- [Stated goal] Show only lines that include "text".

[Collected data]
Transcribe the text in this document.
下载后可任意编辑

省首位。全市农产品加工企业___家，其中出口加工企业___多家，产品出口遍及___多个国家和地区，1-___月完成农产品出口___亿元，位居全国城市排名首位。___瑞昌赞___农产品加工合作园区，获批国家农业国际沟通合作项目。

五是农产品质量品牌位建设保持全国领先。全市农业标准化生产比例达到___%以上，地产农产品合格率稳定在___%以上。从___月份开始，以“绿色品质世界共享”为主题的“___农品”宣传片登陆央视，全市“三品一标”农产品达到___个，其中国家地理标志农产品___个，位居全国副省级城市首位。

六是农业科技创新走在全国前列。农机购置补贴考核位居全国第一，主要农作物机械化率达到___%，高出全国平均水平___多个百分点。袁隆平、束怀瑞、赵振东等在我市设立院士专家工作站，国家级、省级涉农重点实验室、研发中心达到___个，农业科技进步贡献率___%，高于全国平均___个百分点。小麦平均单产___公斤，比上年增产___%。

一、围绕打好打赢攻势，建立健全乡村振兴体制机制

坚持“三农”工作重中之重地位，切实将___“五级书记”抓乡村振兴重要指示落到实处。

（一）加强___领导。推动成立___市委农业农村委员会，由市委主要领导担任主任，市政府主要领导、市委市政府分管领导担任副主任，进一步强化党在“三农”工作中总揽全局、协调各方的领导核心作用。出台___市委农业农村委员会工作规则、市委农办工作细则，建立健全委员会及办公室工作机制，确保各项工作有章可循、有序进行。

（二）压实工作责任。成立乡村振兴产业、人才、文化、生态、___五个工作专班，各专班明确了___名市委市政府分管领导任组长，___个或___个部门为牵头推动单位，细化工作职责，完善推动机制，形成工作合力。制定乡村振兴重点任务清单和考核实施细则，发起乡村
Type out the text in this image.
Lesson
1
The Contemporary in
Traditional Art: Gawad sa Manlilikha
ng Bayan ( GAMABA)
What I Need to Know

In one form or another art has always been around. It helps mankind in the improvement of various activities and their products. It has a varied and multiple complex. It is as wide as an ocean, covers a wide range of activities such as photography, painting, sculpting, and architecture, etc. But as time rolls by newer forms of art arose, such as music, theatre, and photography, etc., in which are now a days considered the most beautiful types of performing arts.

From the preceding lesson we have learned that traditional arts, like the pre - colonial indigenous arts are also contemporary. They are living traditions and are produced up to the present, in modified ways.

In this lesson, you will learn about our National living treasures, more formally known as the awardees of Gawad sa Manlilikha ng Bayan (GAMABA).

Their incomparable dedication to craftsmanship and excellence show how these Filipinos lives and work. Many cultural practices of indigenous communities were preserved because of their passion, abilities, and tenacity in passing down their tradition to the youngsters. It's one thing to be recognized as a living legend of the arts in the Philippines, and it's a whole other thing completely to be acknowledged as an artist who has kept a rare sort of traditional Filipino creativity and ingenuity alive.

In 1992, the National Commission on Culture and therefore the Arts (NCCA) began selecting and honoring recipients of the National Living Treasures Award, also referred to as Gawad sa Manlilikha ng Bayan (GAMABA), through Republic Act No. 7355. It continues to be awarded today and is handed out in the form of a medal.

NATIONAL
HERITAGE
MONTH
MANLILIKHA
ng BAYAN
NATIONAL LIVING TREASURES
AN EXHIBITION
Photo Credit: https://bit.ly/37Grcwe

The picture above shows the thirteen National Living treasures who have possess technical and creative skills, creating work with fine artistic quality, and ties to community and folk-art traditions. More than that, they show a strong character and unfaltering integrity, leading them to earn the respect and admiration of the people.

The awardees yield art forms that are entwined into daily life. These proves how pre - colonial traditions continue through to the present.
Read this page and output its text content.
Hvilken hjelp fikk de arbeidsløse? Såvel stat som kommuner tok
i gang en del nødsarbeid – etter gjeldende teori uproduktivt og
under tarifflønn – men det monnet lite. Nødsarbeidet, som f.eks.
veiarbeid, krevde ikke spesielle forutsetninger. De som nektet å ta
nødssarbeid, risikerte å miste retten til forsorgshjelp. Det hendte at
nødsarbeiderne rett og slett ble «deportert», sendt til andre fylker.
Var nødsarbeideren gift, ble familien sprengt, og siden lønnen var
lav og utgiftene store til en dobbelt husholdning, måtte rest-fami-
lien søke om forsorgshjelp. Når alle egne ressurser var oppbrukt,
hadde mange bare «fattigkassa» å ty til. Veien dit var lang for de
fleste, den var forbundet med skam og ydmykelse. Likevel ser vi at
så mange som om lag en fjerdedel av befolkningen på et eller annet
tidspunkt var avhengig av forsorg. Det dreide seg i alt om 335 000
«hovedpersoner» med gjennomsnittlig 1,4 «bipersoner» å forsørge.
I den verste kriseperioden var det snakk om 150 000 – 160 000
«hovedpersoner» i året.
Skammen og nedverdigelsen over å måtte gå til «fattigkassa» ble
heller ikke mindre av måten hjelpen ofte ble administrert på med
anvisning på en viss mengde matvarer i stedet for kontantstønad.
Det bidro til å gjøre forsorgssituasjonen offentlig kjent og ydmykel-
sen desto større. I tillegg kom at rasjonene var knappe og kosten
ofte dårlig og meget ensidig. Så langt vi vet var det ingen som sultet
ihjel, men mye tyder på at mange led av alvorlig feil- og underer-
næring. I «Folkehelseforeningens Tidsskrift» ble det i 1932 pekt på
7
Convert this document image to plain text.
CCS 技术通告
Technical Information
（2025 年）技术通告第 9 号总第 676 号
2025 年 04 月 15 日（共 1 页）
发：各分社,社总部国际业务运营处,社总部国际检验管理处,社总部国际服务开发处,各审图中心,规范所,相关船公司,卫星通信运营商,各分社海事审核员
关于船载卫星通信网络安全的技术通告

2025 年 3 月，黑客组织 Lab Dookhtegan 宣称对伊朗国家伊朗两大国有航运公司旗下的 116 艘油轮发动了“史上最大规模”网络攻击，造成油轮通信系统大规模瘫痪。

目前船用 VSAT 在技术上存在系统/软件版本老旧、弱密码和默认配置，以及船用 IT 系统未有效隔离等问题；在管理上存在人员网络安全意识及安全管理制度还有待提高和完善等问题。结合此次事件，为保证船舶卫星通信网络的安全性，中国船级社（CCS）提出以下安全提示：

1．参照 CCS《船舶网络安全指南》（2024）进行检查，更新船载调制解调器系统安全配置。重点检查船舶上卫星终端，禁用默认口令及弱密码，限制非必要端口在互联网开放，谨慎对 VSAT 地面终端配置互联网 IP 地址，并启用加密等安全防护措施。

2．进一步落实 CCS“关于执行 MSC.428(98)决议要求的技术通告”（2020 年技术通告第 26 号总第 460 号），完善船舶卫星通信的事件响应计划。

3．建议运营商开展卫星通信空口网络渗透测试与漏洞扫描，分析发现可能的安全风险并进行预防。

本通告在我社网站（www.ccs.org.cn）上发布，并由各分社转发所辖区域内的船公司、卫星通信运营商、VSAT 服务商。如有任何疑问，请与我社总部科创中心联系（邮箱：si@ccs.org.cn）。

- [Solution to this exercise]
Transcribe the text in this document.
Type out the text in this image.
Read this page and output its text content.
Convert this document image to plain text.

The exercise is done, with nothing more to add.